Exercise data:

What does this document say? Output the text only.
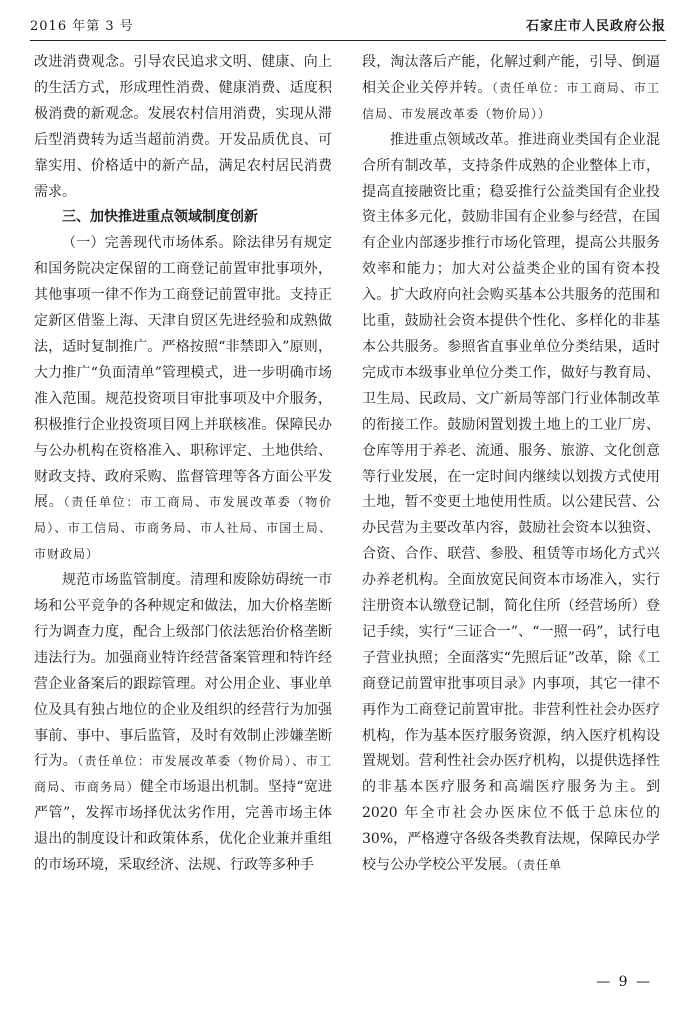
2016 年第 3 号	石家庄市人民政府公报

改进消费观念。引导农民追求文明、健康、向上的生活方式，形成理性消费、健康消费、适度积极消费的新观念。发展农村信用消费，实现从滞后型消费转为适当超前消费。开发品质优良、可靠实用、价格适中的新产品，满足农村居民消费需求。

三、加快推进重点领域制度创新

（一）完善现代市场体系。除法律另有规定和国务院决定保留的工商登记前置审批事项外，其他事项一律不作为工商登记前置审批。支持正定新区借鉴上海、天津自贸区先进经验和成熟做法，适时复制推广。严格按照“非禁即入”原则，大力推广“负面清单”管理模式，进一步明确市场准入范围。规范投资项目审批事项及中介服务，积极推行企业投资项目网上并联核准。保障民办与公办机构在资格准入、职称评定、土地供给、财政支持、政府采购、监督管理等各方面公平发展。（责任单位：市工商局、市发展改革委（物价局）、市工信局、市商务局、市人社局、市国土局、市财政局）

规范市场监管制度。清理和废除妨碍统一市场和公平竞争的各种规定和做法，加大价格垄断行为调查力度，配合上级部门依法惩治价格垄断违法行为。加强商业特许经营备案管理和特许经营企业备案后的跟踪管理。对公用企业、事业单位及具有独占地位的企业及组织的经营行为加强事前、事中、事后监管，及时有效制止涉嫌垄断行为。（责任单位：市发展改革委（物价局）、市工商局、市商务局）健全市场退出机制。坚持“宽进严管”，发挥市场择优汰劣作用，完善市场主体退出的制度设计和政策体系，优化企业兼并重组的市场环境，采取经济、法规、行政等多种手

段，淘汰落后产能，化解过剩产能，引导、倒逼相关企业关停并转。（责任单位：市工商局、市工信局、市发展改革委（物价局））

推进重点领域改革。推进商业类国有企业混合所有制改革，支持条件成熟的企业整体上市，提高直接融资比重；稳妥推行公益类国有企业投资主体多元化，鼓励非国有企业参与经营，在国有企业内部逐步推行市场化管理，提高公共服务效率和能力；加大对公益类企业的国有资本投入。扩大政府向社会购买基本公共服务的范围和比重，鼓励社会资本提供个性化、多样化的非基本公共服务。参照省直事业单位分类结果，适时完成市本级事业单位分类工作，做好与教育局、卫生局、民政局、文广新局等部门行业体制改革的衔接工作。鼓励闲置划拨土地上的工业厂房、仓库等用于养老、流通、服务、旅游、文化创意等行业发展，在一定时间内继续以划拨方式使用土地，暂不变更土地使用性质。以公建民营、公办民营为主要改革内容，鼓励社会资本以独资、合资、合作、联营、参股、租赁等市场化方式兴办养老机构。全面放宽民间资本市场准入，实行注册资本认缴登记制，简化住所（经营场所）登记手续，实行“三证合一”、“一照一码”，试行电子营业执照；全面落实“先照后证”改革，除《工商登记前置审批事项目录》内事项，其它一律不再作为工商登记前置审批。非营利性社会办医疗机构，作为基本医疗服务资源，纳入医疗机构设置规划。营利性社会办医疗机构，以提供选择性的非基本医疗服务和高端医疗服务为主。到 2020 年全市社会办医床位不低于总床位的 30%，严格遵守各级各类教育法规，保障民办学校与公办学校公平发展。（责任单

— 9 —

What this task involves: In the records, locate each line holding the string "市工信局" and copy it.

Exercise answer:
（一）完善现代市场体系。除法律另有规定和国务院决定保留的工商登记前置审批事项外，其他事项一律不作为工商登记前置审批。支持正定新区借鉴上海、天津自贸区先进经验和成熟做法，适时复制推广。严格按照“非禁即入”原则，大力推广“负面清单”管理模式，进一步明确市场准入范围。规范投资项目审批事项及中介服务，积极推行企业投资项目网上并联核准。保障民办与公办机构在资格准入、职称评定、土地供给、财政支持、政府采购、监督管理等各方面公平发展。（责任单位：市工商局、市发展改革委（物价局）、市工信局、市商务局、市人社局、市国土局、市财政局）
段，淘汰落后产能，化解过剩产能，引导、倒逼相关企业关停并转。（责任单位：市工商局、市工信局、市发展改革委（物价局））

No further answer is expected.